● DATA ROWS:
※

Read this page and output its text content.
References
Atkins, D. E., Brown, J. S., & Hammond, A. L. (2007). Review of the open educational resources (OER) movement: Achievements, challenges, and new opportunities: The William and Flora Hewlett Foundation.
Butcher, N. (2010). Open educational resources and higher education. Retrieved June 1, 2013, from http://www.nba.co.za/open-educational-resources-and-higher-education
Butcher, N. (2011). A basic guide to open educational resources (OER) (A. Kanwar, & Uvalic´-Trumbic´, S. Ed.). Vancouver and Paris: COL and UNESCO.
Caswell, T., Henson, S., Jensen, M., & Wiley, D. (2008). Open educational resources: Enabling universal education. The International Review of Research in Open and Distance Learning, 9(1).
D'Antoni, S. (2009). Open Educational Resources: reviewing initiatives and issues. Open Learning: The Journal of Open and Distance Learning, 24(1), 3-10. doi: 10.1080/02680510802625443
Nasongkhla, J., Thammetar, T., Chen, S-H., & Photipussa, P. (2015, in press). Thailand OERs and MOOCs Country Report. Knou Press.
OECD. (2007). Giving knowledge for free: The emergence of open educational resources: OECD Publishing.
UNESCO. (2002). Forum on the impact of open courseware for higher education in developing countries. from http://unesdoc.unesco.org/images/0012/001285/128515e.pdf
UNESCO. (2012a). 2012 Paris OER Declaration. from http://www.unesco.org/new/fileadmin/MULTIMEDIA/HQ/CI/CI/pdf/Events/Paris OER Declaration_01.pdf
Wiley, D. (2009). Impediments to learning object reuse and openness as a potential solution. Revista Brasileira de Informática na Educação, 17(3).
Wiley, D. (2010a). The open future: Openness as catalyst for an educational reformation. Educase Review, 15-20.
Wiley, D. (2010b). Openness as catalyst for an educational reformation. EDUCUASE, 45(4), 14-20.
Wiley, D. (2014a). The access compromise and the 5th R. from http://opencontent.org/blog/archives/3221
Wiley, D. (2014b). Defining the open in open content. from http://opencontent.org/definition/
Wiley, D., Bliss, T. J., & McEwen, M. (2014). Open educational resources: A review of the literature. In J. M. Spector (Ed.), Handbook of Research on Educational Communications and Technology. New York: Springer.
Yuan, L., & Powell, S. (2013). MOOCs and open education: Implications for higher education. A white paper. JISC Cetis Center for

※

● WHAT NEEDS TO BE DONE: Take each line containing the string "http" and copy it out.

● IN RESPONSE:
Butcher, N. (2010). Open educational resources and higher education. Retrieved June 1, 2013, from http://www.nba.co.za/open-educational-resources-and-higher-education
UNESCO. (2002). Forum on the impact of open courseware for higher education in developing countries. from http://unesdoc.unesco.org/images/0012/001285/128515e.pdf
UNESCO. (2012a). 2012 Paris OER Declaration. from http://www.unesco.org/new/fileadmin/MULTIMEDIA/HQ/CI/CI/pdf/Events/Paris OER Declaration_01.pdf
Wiley, D. (2014a). The access compromise and the 5th R. from http://opencontent.org/blog/archives/3221
Wiley, D. (2014b). Defining the open in open content. from http://opencontent.org/definition/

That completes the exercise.